■ **Available data**
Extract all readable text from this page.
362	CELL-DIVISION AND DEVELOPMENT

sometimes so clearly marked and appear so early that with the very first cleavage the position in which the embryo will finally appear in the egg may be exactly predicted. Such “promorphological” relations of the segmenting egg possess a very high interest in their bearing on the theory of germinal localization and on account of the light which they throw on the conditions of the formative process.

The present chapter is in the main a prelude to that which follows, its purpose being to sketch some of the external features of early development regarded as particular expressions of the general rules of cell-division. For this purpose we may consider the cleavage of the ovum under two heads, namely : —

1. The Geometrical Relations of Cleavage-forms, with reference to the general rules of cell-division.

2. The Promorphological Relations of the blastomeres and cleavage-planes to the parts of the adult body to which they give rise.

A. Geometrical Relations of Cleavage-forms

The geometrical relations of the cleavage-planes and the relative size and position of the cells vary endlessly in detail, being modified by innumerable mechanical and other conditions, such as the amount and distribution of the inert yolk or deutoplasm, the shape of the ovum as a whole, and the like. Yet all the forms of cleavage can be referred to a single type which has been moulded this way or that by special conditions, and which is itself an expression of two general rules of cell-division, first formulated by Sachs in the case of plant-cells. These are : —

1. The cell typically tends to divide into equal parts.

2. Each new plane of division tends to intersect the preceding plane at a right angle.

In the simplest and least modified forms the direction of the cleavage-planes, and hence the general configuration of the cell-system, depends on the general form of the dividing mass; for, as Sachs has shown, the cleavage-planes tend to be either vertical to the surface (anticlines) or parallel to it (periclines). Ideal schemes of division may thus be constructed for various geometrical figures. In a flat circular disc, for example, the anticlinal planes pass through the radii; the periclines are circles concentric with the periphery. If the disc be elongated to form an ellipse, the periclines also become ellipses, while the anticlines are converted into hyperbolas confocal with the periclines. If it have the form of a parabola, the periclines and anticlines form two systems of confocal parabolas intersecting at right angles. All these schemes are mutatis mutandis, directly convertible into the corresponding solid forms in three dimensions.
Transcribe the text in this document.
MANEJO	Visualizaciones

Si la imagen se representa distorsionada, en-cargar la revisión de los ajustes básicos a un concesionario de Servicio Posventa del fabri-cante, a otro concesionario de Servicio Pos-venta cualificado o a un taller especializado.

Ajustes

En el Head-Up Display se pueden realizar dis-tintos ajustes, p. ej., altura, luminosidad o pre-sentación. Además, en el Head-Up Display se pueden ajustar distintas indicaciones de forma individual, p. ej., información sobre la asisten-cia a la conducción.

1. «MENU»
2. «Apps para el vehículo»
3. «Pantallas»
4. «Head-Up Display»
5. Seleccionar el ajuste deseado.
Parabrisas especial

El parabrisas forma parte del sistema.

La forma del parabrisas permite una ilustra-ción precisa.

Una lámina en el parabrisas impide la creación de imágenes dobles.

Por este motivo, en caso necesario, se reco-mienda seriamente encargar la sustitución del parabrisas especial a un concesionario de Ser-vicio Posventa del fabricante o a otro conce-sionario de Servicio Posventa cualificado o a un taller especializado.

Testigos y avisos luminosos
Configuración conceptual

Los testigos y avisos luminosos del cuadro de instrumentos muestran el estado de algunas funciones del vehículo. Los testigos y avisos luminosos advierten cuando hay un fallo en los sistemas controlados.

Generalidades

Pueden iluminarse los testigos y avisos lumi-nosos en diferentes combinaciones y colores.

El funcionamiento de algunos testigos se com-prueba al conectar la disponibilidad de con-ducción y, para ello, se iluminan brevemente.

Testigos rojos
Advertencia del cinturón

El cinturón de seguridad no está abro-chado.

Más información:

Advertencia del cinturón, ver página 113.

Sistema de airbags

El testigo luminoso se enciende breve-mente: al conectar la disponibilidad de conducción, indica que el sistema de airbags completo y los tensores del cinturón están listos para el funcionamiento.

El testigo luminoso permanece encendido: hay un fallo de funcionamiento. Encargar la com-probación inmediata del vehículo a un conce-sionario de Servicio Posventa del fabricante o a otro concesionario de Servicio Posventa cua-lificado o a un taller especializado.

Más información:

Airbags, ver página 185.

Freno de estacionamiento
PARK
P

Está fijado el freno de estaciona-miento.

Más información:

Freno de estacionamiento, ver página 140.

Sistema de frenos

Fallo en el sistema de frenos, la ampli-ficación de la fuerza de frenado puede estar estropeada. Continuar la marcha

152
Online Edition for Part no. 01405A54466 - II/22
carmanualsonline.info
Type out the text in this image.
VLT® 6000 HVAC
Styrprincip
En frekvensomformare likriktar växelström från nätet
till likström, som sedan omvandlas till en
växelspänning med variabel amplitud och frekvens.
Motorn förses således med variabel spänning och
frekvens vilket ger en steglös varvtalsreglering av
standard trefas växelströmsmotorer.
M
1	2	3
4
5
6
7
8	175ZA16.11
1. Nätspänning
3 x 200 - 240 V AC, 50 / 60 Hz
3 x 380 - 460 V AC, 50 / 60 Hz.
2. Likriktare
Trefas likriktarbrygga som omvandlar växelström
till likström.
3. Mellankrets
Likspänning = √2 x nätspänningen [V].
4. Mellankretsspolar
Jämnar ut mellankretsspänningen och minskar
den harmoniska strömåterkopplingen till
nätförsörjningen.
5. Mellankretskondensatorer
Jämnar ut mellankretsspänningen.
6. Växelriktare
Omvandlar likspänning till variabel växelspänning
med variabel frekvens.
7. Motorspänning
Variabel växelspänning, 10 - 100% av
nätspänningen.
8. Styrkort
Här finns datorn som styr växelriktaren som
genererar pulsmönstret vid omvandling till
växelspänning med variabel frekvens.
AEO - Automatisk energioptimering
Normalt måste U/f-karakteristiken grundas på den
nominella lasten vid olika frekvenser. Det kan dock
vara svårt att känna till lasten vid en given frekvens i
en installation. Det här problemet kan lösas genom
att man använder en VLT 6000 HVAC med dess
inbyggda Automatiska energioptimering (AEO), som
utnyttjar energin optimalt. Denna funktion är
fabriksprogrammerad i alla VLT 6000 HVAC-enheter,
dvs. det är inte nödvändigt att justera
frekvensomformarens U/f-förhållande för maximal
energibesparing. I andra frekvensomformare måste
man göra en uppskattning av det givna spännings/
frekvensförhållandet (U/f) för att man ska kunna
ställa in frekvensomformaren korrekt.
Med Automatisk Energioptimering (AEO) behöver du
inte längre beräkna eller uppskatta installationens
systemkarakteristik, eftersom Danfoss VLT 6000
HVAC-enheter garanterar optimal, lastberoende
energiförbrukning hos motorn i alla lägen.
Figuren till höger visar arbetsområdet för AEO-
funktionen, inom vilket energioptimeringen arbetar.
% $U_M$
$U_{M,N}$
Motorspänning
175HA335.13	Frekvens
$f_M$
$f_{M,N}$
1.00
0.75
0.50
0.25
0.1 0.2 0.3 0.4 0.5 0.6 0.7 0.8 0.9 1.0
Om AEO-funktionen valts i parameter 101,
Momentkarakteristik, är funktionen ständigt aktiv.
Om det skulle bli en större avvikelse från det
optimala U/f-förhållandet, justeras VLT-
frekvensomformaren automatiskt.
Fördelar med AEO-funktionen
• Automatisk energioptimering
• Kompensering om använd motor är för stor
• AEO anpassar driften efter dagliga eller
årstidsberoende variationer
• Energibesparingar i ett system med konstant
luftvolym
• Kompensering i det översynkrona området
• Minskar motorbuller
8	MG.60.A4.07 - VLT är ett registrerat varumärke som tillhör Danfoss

■ **Task objective**
Check each line of the listing for "text". Show those that have it.

■ **Answer space**
Extract all readable text from this page.
Transcribe the text in this document.
Type out the text in this image.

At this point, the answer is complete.